- [What to do]:
Please copy the rows verbatim, beginning with the first row and continuing through the row that contains "output-text: Adversarial image".

- [Dataset records]:
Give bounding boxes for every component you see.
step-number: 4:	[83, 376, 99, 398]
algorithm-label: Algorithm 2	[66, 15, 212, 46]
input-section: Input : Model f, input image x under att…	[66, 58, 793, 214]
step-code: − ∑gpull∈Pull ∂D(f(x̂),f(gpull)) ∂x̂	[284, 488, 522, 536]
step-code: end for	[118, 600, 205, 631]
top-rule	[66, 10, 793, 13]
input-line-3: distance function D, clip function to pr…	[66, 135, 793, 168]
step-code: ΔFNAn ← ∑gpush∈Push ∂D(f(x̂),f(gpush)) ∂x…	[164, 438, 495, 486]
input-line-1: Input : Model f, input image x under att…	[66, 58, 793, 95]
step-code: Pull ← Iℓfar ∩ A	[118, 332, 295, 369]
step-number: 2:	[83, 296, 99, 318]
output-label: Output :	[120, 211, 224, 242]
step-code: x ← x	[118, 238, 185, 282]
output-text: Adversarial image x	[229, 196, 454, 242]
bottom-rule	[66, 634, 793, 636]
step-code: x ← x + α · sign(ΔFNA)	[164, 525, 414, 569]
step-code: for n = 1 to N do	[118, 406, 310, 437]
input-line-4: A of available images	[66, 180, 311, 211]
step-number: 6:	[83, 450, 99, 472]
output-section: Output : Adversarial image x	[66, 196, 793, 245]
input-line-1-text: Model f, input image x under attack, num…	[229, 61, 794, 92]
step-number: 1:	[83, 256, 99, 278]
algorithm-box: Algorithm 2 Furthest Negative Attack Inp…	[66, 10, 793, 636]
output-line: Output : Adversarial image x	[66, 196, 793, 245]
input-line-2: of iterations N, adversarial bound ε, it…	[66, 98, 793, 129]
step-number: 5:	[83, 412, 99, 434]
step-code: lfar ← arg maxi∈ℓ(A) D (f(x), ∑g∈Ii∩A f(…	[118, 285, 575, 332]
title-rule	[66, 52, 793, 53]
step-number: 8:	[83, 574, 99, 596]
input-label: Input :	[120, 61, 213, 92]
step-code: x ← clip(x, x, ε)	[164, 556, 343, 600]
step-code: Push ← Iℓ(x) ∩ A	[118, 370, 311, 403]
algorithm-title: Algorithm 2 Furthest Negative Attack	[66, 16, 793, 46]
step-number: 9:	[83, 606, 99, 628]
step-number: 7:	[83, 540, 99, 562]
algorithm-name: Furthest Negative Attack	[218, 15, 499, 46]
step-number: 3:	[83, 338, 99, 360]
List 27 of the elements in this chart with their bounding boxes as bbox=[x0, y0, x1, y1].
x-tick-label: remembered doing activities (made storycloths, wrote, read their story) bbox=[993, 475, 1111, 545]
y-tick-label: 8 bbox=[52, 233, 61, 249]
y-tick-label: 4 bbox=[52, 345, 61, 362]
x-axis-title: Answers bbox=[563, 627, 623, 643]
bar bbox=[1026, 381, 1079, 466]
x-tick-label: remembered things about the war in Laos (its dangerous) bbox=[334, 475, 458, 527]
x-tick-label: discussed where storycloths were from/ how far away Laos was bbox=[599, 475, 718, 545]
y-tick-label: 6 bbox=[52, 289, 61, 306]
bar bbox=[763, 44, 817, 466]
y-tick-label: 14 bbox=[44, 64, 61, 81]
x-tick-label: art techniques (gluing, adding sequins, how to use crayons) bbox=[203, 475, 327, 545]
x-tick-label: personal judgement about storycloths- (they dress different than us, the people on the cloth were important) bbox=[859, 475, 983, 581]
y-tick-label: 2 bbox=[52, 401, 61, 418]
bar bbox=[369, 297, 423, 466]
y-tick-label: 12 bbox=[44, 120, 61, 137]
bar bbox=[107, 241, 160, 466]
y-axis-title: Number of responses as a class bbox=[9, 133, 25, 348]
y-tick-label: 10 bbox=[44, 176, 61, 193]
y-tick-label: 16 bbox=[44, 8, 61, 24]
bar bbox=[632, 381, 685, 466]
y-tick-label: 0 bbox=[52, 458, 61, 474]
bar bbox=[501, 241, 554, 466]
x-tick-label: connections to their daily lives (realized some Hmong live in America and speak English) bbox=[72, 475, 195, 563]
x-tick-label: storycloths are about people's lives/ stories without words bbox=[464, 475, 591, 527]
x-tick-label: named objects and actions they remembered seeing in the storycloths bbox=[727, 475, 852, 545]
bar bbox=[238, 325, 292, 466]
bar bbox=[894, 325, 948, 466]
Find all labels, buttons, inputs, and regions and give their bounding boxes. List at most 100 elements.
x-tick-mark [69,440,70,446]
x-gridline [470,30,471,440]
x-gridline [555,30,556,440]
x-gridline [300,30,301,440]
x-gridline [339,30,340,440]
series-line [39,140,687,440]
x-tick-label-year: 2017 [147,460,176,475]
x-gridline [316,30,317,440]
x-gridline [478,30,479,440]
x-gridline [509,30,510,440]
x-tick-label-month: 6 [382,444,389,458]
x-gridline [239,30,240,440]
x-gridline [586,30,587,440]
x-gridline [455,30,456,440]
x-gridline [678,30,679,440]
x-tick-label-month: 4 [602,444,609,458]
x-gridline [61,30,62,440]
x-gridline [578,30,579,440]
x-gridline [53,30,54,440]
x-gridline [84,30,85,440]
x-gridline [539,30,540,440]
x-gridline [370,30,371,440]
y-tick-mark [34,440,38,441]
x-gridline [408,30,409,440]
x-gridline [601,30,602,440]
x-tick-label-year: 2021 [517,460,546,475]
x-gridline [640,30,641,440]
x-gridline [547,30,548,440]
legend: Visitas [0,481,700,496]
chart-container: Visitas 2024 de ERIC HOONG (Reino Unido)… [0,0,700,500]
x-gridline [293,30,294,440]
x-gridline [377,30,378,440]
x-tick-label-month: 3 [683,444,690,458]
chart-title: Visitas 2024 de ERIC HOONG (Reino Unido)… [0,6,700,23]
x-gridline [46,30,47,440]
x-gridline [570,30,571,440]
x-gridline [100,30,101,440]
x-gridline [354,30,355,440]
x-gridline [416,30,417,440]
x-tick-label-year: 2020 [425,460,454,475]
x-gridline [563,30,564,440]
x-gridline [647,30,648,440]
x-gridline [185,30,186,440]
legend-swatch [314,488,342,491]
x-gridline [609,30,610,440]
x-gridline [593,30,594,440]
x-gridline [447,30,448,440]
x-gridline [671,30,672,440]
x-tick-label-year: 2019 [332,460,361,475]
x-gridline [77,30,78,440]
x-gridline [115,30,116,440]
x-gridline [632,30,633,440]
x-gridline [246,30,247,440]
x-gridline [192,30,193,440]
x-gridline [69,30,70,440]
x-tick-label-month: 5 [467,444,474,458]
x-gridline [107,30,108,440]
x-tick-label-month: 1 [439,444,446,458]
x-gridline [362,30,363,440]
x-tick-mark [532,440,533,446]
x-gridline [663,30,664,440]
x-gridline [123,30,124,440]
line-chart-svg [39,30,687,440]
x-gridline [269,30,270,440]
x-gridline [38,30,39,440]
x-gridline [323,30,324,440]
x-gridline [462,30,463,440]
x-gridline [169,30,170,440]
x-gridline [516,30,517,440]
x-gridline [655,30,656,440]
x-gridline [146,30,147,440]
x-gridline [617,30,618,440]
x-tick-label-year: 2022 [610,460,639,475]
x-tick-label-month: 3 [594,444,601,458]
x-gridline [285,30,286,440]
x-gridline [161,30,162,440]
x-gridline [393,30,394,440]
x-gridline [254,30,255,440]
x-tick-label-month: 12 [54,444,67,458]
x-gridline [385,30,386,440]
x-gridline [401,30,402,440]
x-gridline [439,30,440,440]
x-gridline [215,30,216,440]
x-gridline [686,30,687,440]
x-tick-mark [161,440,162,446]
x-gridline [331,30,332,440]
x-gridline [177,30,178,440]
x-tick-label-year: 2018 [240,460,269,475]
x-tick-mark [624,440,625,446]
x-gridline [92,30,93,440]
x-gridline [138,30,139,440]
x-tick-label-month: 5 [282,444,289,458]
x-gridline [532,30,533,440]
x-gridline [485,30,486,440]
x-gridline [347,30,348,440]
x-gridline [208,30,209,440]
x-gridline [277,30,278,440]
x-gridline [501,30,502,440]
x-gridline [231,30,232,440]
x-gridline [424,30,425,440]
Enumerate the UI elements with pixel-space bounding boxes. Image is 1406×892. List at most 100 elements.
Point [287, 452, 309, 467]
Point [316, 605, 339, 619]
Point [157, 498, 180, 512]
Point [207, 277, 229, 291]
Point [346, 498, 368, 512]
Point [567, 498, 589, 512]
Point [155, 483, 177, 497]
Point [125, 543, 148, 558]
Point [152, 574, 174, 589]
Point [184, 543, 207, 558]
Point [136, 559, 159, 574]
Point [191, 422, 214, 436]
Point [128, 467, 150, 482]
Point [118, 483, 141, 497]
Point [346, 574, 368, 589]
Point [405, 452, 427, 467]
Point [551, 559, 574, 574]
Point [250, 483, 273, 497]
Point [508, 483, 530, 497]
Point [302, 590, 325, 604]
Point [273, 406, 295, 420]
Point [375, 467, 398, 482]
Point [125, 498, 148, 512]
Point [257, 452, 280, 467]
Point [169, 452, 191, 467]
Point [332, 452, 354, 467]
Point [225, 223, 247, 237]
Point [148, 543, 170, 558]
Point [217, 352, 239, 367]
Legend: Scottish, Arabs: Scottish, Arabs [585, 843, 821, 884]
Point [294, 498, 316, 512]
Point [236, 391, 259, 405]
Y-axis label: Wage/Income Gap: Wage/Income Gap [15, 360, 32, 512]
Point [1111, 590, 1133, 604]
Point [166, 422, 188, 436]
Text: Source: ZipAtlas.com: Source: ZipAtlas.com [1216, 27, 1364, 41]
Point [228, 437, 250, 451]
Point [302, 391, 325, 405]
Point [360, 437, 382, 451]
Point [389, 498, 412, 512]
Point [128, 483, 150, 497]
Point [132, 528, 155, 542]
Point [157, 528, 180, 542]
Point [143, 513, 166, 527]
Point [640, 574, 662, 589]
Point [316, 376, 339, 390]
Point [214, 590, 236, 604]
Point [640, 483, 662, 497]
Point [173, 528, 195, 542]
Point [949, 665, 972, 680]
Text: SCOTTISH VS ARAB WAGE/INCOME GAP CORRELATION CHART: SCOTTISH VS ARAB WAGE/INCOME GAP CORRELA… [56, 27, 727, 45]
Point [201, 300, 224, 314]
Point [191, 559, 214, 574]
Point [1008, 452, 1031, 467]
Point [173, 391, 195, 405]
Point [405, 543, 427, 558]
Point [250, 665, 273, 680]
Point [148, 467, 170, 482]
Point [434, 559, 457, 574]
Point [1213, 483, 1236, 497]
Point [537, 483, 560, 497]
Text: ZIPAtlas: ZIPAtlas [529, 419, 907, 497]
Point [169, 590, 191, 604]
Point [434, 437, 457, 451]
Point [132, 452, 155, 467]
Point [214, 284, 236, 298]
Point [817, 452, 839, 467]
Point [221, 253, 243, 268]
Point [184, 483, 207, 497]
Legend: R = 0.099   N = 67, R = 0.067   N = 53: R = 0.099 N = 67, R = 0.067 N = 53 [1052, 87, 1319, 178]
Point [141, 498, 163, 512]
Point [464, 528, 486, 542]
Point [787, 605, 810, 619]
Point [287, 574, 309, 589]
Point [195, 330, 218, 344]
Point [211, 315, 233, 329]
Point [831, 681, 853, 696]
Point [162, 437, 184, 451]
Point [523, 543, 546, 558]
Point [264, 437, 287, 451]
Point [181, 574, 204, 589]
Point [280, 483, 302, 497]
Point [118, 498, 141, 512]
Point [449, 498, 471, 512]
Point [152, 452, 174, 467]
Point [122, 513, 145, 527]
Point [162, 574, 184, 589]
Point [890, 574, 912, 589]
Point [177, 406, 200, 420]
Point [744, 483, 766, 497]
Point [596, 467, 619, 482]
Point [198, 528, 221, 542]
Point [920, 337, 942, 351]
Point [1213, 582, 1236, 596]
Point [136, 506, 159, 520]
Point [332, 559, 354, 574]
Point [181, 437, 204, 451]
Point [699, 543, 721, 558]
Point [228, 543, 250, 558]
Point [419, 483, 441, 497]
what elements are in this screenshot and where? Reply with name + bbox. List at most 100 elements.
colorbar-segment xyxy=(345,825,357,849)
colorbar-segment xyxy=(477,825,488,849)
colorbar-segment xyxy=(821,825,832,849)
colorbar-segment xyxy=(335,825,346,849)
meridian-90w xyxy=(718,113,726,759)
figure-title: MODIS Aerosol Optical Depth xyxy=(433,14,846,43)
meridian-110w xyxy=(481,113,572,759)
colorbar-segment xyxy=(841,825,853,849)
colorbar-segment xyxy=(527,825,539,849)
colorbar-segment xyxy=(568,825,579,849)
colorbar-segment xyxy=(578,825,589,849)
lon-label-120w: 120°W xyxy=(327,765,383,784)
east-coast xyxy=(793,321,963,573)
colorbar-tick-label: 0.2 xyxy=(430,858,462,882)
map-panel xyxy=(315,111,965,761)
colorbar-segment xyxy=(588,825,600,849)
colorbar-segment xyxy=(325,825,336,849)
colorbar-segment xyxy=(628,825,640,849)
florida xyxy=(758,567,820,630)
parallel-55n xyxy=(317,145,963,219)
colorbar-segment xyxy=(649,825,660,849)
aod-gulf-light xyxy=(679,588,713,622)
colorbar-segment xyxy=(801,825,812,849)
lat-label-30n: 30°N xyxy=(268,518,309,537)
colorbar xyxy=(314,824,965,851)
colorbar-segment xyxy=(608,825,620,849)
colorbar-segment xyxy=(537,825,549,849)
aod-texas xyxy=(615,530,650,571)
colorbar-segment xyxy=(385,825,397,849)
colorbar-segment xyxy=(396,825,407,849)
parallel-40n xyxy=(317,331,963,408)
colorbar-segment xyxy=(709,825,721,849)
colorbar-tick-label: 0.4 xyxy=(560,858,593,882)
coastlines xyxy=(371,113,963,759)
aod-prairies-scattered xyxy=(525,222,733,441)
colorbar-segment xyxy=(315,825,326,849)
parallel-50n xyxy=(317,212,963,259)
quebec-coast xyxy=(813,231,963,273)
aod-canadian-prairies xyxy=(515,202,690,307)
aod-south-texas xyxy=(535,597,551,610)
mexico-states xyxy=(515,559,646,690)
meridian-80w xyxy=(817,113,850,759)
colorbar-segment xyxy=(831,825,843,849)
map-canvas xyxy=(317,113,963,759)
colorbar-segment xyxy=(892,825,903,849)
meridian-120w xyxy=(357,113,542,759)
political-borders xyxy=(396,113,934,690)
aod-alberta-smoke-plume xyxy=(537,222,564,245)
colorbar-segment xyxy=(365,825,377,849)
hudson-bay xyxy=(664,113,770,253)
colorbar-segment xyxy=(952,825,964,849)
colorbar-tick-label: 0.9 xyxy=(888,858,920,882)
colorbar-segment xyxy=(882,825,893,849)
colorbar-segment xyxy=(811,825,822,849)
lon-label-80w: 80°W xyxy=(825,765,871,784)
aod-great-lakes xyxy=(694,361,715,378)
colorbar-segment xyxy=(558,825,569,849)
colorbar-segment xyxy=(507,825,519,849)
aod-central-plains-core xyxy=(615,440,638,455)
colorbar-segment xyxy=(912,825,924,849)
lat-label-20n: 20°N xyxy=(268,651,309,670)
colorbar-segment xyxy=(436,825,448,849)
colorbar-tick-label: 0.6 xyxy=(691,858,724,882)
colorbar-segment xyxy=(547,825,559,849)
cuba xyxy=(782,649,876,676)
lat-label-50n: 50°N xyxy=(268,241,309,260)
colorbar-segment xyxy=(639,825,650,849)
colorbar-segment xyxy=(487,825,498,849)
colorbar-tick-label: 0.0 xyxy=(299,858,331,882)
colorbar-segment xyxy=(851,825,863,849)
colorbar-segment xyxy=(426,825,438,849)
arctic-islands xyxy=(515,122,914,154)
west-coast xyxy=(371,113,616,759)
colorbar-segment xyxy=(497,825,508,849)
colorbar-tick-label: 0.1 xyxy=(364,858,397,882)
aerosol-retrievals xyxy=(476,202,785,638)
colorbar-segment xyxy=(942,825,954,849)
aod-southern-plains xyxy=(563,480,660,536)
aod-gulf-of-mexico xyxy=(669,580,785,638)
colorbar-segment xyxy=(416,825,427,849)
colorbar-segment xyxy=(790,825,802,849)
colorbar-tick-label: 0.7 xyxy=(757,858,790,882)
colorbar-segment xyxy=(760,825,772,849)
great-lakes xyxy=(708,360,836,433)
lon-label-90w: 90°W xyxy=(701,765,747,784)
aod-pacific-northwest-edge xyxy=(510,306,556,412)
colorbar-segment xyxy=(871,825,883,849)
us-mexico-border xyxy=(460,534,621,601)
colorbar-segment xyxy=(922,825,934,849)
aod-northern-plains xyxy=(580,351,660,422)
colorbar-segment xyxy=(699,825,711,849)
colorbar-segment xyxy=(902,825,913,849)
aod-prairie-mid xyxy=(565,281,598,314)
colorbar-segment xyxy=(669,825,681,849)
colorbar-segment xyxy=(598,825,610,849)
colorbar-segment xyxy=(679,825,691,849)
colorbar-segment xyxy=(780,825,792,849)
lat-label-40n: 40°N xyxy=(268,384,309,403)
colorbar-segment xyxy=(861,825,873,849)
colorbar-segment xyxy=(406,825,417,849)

- [Reply]:
Give bounding boxes for every component you see.
step-number: 4:	[83, 376, 99, 398]
algorithm-label: Algorithm 2	[66, 15, 212, 46]
input-section: Input : Model f, input image x under att…	[66, 58, 793, 214]
step-code: − ∑gpull∈Pull ∂D(f(x̂),f(gpull)) ∂x̂	[284, 488, 522, 536]
step-code: end for	[118, 600, 205, 631]
top-rule	[66, 10, 793, 13]
input-line-3: distance function D, clip function to pr…	[66, 135, 793, 168]
step-code: ΔFNAn ← ∑gpush∈Push ∂D(f(x̂),f(gpush)) ∂x…	[164, 438, 495, 486]
input-line-1: Input : Model f, input image x under att…	[66, 58, 793, 95]
step-code: Pull ← Iℓfar ∩ A	[118, 332, 295, 369]
step-number: 2:	[83, 296, 99, 318]
output-label: Output :	[120, 211, 224, 242]
step-code: x ← x	[118, 238, 185, 282]
output-text: Adversarial image x	[229, 196, 454, 242]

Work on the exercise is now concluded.